### [BRIEF]
The entries below should be given again exactly, minus their pictures.

━━━━━━━━━━

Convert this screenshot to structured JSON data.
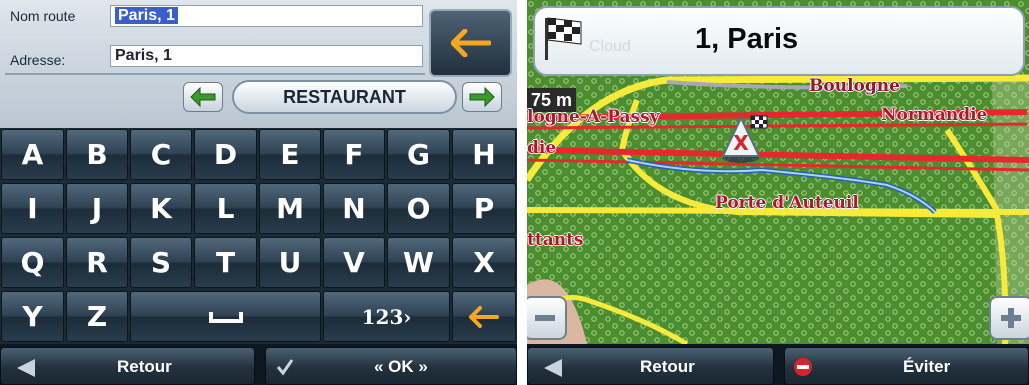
{
  "left_screen": {
    "form": {
      "route_name_label": "Nom route",
      "route_name_value": "Paris, 1",
      "address_label": "Adresse:",
      "address_value": "Paris, 1",
      "back_icon": "left-arrow-icon"
    },
    "category": {
      "label": "RESTAURANT",
      "prev_icon": "left-arrow-icon",
      "next_icon": "right-arrow-icon"
    },
    "keyboard": {
      "rows": [
        [
          "A",
          "B",
          "C",
          "D",
          "E",
          "F",
          "G",
          "H"
        ],
        [
          "I",
          "J",
          "K",
          "L",
          "M",
          "N",
          "O",
          "P"
        ],
        [
          "Q",
          "R",
          "S",
          "T",
          "U",
          "V",
          "W",
          "X"
        ]
      ],
      "last_row": {
        "y": "Y",
        "z": "Z",
        "space_icon": "space-bar-icon",
        "numbers_label": "123›",
        "backspace_icon": "backspace-arrow-icon"
      }
    },
    "bottom": {
      "back_label": "Retour",
      "ok_label": "« OK »"
    }
  },
  "right_screen": {
    "header": {
      "destination": "1, Paris",
      "ghost_text": "Cloud",
      "flag_icon": "checkered-flag-icon"
    },
    "map": {
      "scale": "75 m",
      "streets": {
        "boulogne": "Boulogne",
        "normandie": "Normandie",
        "passy": "logne-A-Passy",
        "die": "die",
        "porte": "Porte d'Auteuil",
        "ttants": "ttants"
      }
    },
    "bottom": {
      "back_label": "Retour",
      "avoid_label": "Éviter"
    }
  },
  "colors": {
    "accent_arrow": "#f5a623",
    "green_arrow": "#3c9a2c",
    "map_green": "#4c8e2f",
    "road_red": "#e8262e",
    "road_yellow": "#f6ea3a"
  }
}
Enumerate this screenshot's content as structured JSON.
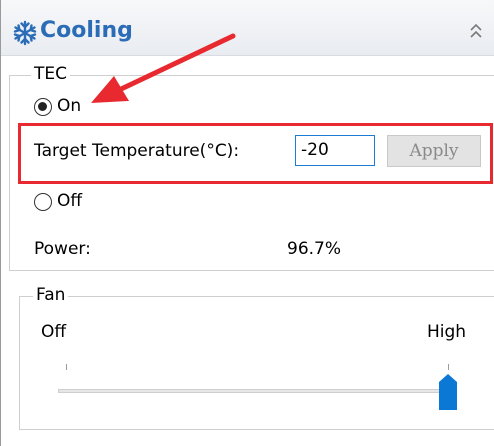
{
  "panel": {
    "title": "Cooling",
    "icon": "snowflake-icon",
    "accent_color": "#2b6cb7"
  },
  "tec": {
    "legend": "TEC",
    "on_label": "On",
    "off_label": "Off",
    "selected": "On",
    "target_label": "Target Temperature(°C):",
    "target_value": "-20",
    "apply_label": "Apply",
    "power_label": "Power:",
    "power_value": "96.7%"
  },
  "fan": {
    "legend": "Fan",
    "min_label": "Off",
    "max_label": "High",
    "level_fraction": 1.0
  },
  "annotation": {
    "color": "#e8292f"
  }
}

━━━━━━━━━━

### [RESPONSE]
Convert this screenshot to structured JSON data.
{
  "left_screen": {
    "form": {
      "route_name_label": "Nom route",
      "route_name_value": "Paris, 1",
      "address_label": "Adresse:",
      "address_value": "Paris, 1",
      "back_icon": "left-arrow-icon"
    },
    "category": {
      "label": "RESTAURANT",
      "prev_icon": "left-arrow-icon",
      "next_icon": "right-arrow-icon"
    },
    "keyboard": {
      "rows": [
        [
          "A",
          "B",
          "C",
          "D",
          "E",
          "F",
          "G",
          "H"
        ],
        [
          "I",
          "J",
          "K",
          "L",
          "M",
          "N",
          "O",
          "P"
        ],
        [
          "Q",
          "R",
          "S",
          "T",
          "U",
          "V",
          "W",
          "X"
        ]
      ],
      "last_row": {
        "y": "Y",
        "z": "Z",
        "space_icon": "space-bar-icon",
        "numbers_label": "123›",
        "backspace_icon": "backspace-arrow-icon"
      }
    },
    "bottom": {
      "back_label": "Retour",
      "ok_label": "« OK »"
    }
  },
  "right_screen": {
    "header": {
      "destination": "1, Paris",
      "ghost_text": "Cloud",
      "flag_icon": "checkered-flag-icon"
    },
    "map": {
      "scale": "75 m",
      "streets": {
        "boulogne": "Boulogne",
        "normandie": "Normandie",
        "passy": "logne-A-Passy",
        "die": "die",
        "porte": "Porte d'Auteuil",
        "ttants": "ttants"
      }
    },
    "bottom": {
      "back_label": "Retour",
      "avoid_label": "Éviter"
    }
  },
  "colors": {
    "accent_arrow": "#f5a623",
    "green_arrow": "#3c9a2c",
    "map_green": "#4c8e2f",
    "road_red": "#e8262e",
    "road_yellow": "#f6ea3a"
  }
}
Enumerate this screenshot's content as structured JSON.
{
  "panel": {
    "title": "Cooling",
    "icon": "snowflake-icon",
    "accent_color": "#2b6cb7"
  },
  "tec": {
    "legend": "TEC",
    "on_label": "On",
    "off_label": "Off",
    "selected": "On",
    "target_label": "Target Temperature(°C):",
    "target_value": "-20",
    "apply_label": "Apply",
    "power_label": "Power:",
    "power_value": "96.7%"
  },
  "fan": {
    "legend": "Fan",
    "min_label": "Off",
    "max_label": "High",
    "level_fraction": 1.0
  },
  "annotation": {
    "color": "#e8292f"
  }
}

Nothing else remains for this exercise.